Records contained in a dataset
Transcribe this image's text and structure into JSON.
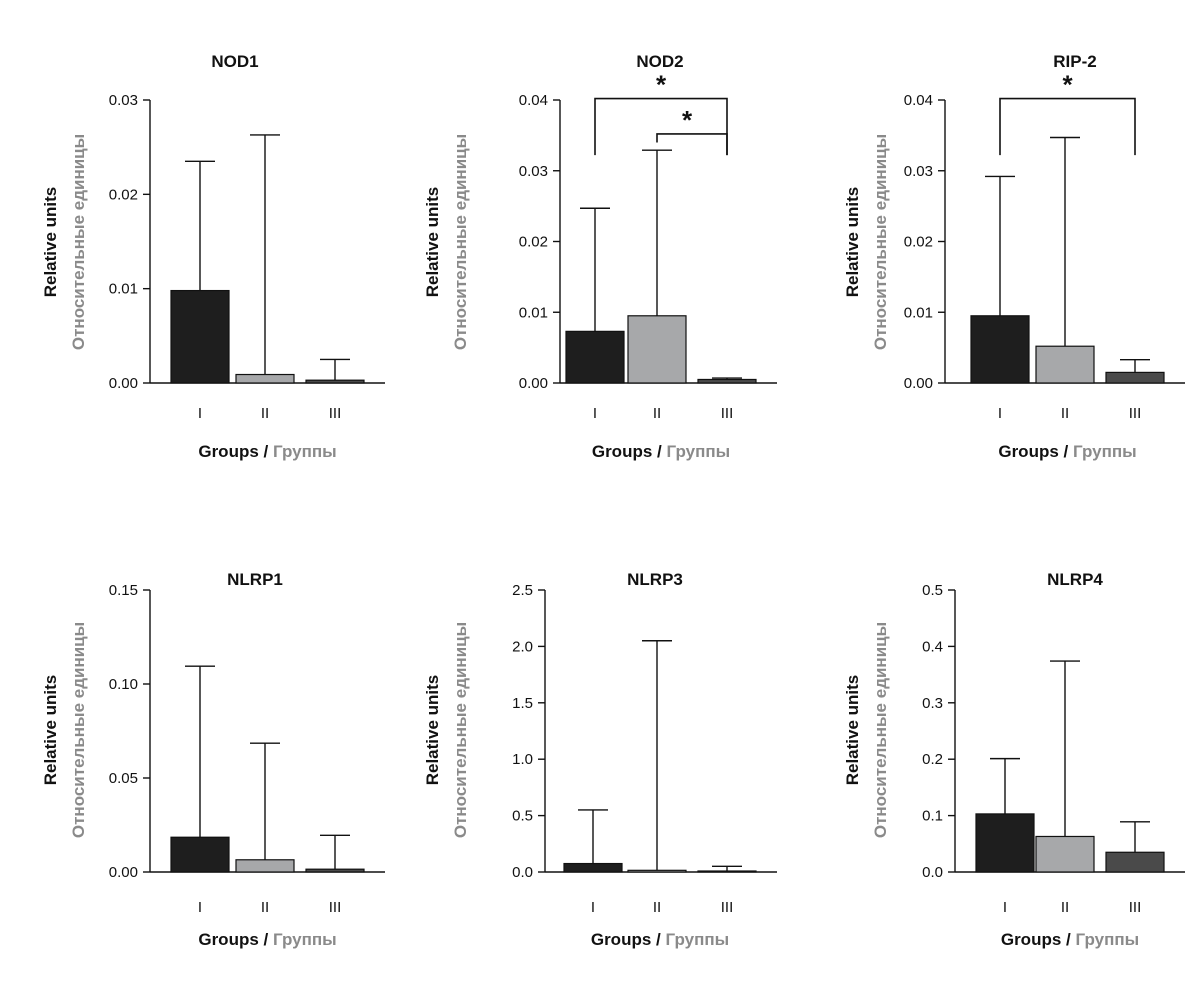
{
  "colors": {
    "text_primary": "#111111",
    "text_secondary": "#8a8a8a",
    "axis": "#111111"
  },
  "chart_data": [
    {
      "type": "bar",
      "title": "NOD1",
      "categories": [
        "I",
        "II",
        "III"
      ],
      "values": [
        0.0098,
        0.0009,
        0.0003
      ],
      "error_upper": [
        0.0235,
        0.0263,
        0.0025
      ],
      "bar_colors": [
        "#1e1e1e",
        "#a7a8aa",
        "#4a4a4a"
      ],
      "ylim": [
        0,
        0.03
      ],
      "yticks": [
        "0.00",
        "0.01",
        "0.02",
        "0.03"
      ],
      "ytick_values": [
        0,
        0.01,
        0.02,
        0.03
      ],
      "ylabel_en": "Relative units",
      "ylabel_ru": "Относительные единицы",
      "xlabel_en": "Groups",
      "xlabel_sep": " / ",
      "xlabel_ru": "Группы",
      "significance": []
    },
    {
      "type": "bar",
      "title": "NOD2",
      "categories": [
        "I",
        "II",
        "III"
      ],
      "values": [
        0.0073,
        0.0095,
        0.0005
      ],
      "error_upper": [
        0.0247,
        0.0329,
        0.0007
      ],
      "bar_colors": [
        "#1e1e1e",
        "#a7a8aa",
        "#4a4a4a"
      ],
      "ylim": [
        0,
        0.04
      ],
      "yticks": [
        "0.00",
        "0.01",
        "0.02",
        "0.03",
        "0.04"
      ],
      "ytick_values": [
        0,
        0.01,
        0.02,
        0.03,
        0.04
      ],
      "ylabel_en": "Relative units",
      "ylabel_ru": "Относительные единицы",
      "xlabel_en": "Groups",
      "xlabel_sep": " / ",
      "xlabel_ru": "Группы",
      "significance": [
        {
          "from": 0,
          "to": 2,
          "label": "*",
          "level": 0.0402,
          "drop": 0.0322
        },
        {
          "from": 1,
          "to": 2,
          "label": "*",
          "level": 0.0352,
          "drop": 0.0322
        }
      ]
    },
    {
      "type": "bar",
      "title": "RIP-2",
      "categories": [
        "I",
        "II",
        "III"
      ],
      "values": [
        0.0095,
        0.0052,
        0.0015
      ],
      "error_upper": [
        0.0292,
        0.0347,
        0.0033
      ],
      "bar_colors": [
        "#1e1e1e",
        "#a7a8aa",
        "#4a4a4a"
      ],
      "ylim": [
        0,
        0.04
      ],
      "yticks": [
        "0.00",
        "0.01",
        "0.02",
        "0.03",
        "0.04"
      ],
      "ytick_values": [
        0,
        0.01,
        0.02,
        0.03,
        0.04
      ],
      "ylabel_en": "Relative units",
      "ylabel_ru": "Относительные единицы",
      "xlabel_en": "Groups",
      "xlabel_sep": " / ",
      "xlabel_ru": "Группы",
      "significance": [
        {
          "from": 0,
          "to": 2,
          "label": "*",
          "level": 0.0402,
          "drop": 0.0322
        }
      ]
    },
    {
      "type": "bar",
      "title": "NLRP1",
      "categories": [
        "I",
        "II",
        "III"
      ],
      "values": [
        0.0185,
        0.0065,
        0.0015
      ],
      "error_upper": [
        0.1095,
        0.0685,
        0.0195
      ],
      "bar_colors": [
        "#1e1e1e",
        "#a7a8aa",
        "#4a4a4a"
      ],
      "ylim": [
        0,
        0.15
      ],
      "yticks": [
        "0.00",
        "0.05",
        "0.10",
        "0.15"
      ],
      "ytick_values": [
        0,
        0.05,
        0.1,
        0.15
      ],
      "ylabel_en": "Relative units",
      "ylabel_ru": "Относительные единицы",
      "xlabel_en": "Groups",
      "xlabel_sep": " / ",
      "xlabel_ru": "Группы",
      "significance": []
    },
    {
      "type": "bar",
      "title": "NLRP3",
      "categories": [
        "I",
        "II",
        "III"
      ],
      "values": [
        0.075,
        0.015,
        0.005
      ],
      "error_upper": [
        0.55,
        2.05,
        0.05
      ],
      "bar_colors": [
        "#1e1e1e",
        "#a7a8aa",
        "#4a4a4a"
      ],
      "ylim": [
        0,
        2.5
      ],
      "yticks": [
        "0.0",
        "0.5",
        "1.0",
        "1.5",
        "2.0",
        "2.5"
      ],
      "ytick_values": [
        0,
        0.5,
        1.0,
        1.5,
        2.0,
        2.5
      ],
      "ylabel_en": "Relative units",
      "ylabel_ru": "Относительные единицы",
      "xlabel_en": "Groups",
      "xlabel_sep": " / ",
      "xlabel_ru": "Группы",
      "significance": []
    },
    {
      "type": "bar",
      "title": "NLRP4",
      "categories": [
        "I",
        "II",
        "III"
      ],
      "values": [
        0.103,
        0.063,
        0.035
      ],
      "error_upper": [
        0.201,
        0.374,
        0.089
      ],
      "bar_colors": [
        "#1e1e1e",
        "#a7a8aa",
        "#4a4a4a"
      ],
      "ylim": [
        0,
        0.5
      ],
      "yticks": [
        "0.0",
        "0.1",
        "0.2",
        "0.3",
        "0.4",
        "0.5"
      ],
      "ytick_values": [
        0,
        0.1,
        0.2,
        0.3,
        0.4,
        0.5
      ],
      "ylabel_en": "Relative units",
      "ylabel_ru": "Относительные единицы",
      "xlabel_en": "Groups",
      "xlabel_sep": " / ",
      "xlabel_ru": "Группы",
      "significance": []
    }
  ]
}
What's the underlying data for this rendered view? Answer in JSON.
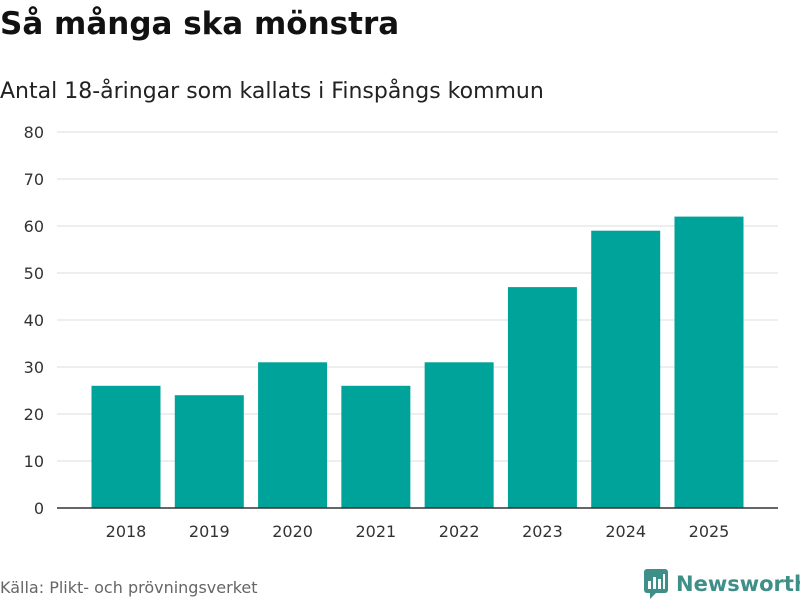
{
  "title": "Så många ska mönstra",
  "subtitle": "Antal 18-åringar som kallats i Finspångs kommun",
  "source": "Källa: Plikt- och prövningsverket",
  "brand": {
    "name": "Newsworthy",
    "icon": "newsworthy-logo-icon",
    "color": "#3f8f89"
  },
  "colors": {
    "bar": "#00a39a",
    "grid": "#dddddd",
    "axis": "#333333",
    "tick_text": "#333333"
  },
  "chart_data": {
    "type": "bar",
    "title": "Så många ska mönstra",
    "subtitle": "Antal 18-åringar som kallats i Finspångs kommun",
    "xlabel": "",
    "ylabel": "",
    "categories": [
      "2018",
      "2019",
      "2020",
      "2021",
      "2022",
      "2023",
      "2024",
      "2025"
    ],
    "values": [
      26,
      24,
      31,
      26,
      31,
      47,
      59,
      62
    ],
    "ylim": [
      0,
      80
    ],
    "yticks": [
      0,
      10,
      20,
      30,
      40,
      50,
      60,
      70,
      80
    ],
    "grid": true,
    "legend": "none"
  }
}
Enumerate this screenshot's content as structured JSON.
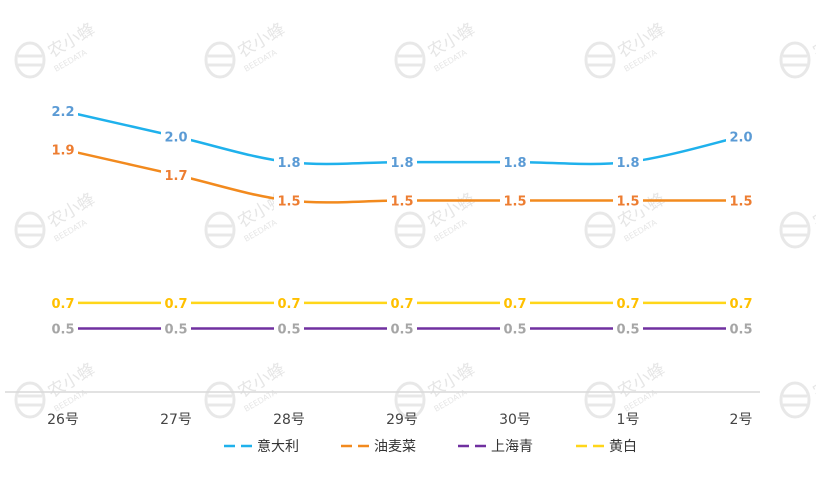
{
  "chart_data": {
    "type": "line",
    "title": "",
    "xlabel": "",
    "ylabel": "",
    "categories": [
      "26号",
      "27号",
      "28号",
      "29号",
      "30号",
      "1号",
      "2号"
    ],
    "ylim": [
      0,
      2.4
    ],
    "grid": false,
    "legend_position": "bottom",
    "series": [
      {
        "name": "意大利",
        "color": "#1fb1ec",
        "label_color": "#5b9bd5",
        "values": [
          2.2,
          2.0,
          1.8,
          1.8,
          1.8,
          1.8,
          2.0
        ]
      },
      {
        "name": "油麦菜",
        "color": "#f28a1e",
        "label_color": "#ed7d31",
        "values": [
          1.9,
          1.7,
          1.5,
          1.5,
          1.5,
          1.5,
          1.5
        ]
      },
      {
        "name": "上海青",
        "color": "#7030a0",
        "label_color": "#a6a6a6",
        "values": [
          0.5,
          0.5,
          0.5,
          0.5,
          0.5,
          0.5,
          0.5
        ]
      },
      {
        "name": "黄白",
        "color": "#ffd619",
        "label_color": "#ffc000",
        "values": [
          0.7,
          0.7,
          0.7,
          0.7,
          0.7,
          0.7,
          0.7
        ]
      }
    ]
  },
  "watermark": {
    "logo_text": "农小蜂",
    "sub_text": "BEEDATA"
  }
}
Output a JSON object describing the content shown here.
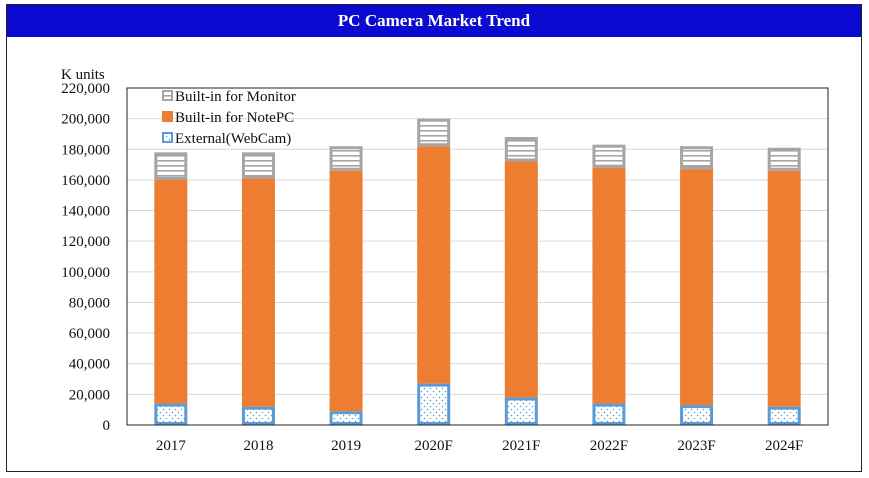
{
  "header": {
    "title": "PC Camera Market Trend"
  },
  "chart_data": {
    "type": "bar",
    "stacked": true,
    "title": "PC Camera Market Trend",
    "ylabel": "K units",
    "xlabel": "",
    "ylim": [
      0,
      220000
    ],
    "y_ticks": [
      "0",
      "20,000",
      "40,000",
      "60,000",
      "80,000",
      "100,000",
      "120,000",
      "140,000",
      "160,000",
      "180,000",
      "200,000",
      "220,000"
    ],
    "categories": [
      "2017",
      "2018",
      "2019",
      "2020F",
      "2021F",
      "2022F",
      "2023F",
      "2024F"
    ],
    "series": [
      {
        "name": "External(WebCam)",
        "color": "#5b9bd5",
        "pattern": "dots",
        "values": [
          14000,
          12000,
          9000,
          27000,
          18000,
          14000,
          13000,
          12000
        ]
      },
      {
        "name": "Built-in for NotePC",
        "color": "#ed7d31",
        "pattern": "solid",
        "values": [
          146000,
          149000,
          157000,
          155000,
          154000,
          154000,
          154000,
          154000
        ]
      },
      {
        "name": "Built-in for Monitor",
        "color": "#a5a5a5",
        "pattern": "stripes",
        "values": [
          18000,
          17000,
          16000,
          18000,
          16000,
          15000,
          15000,
          15000
        ]
      }
    ],
    "legend_order": [
      "Built-in for Monitor",
      "Built-in for NotePC",
      "External(WebCam)"
    ],
    "legend_position": "top-left",
    "grid": true
  }
}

## Requirement
Find each line in the records holding the string "mönstra" and show it.

## Final answer
  "title": "Så många ska mönstra",
    "title": "Så många ska mönstra",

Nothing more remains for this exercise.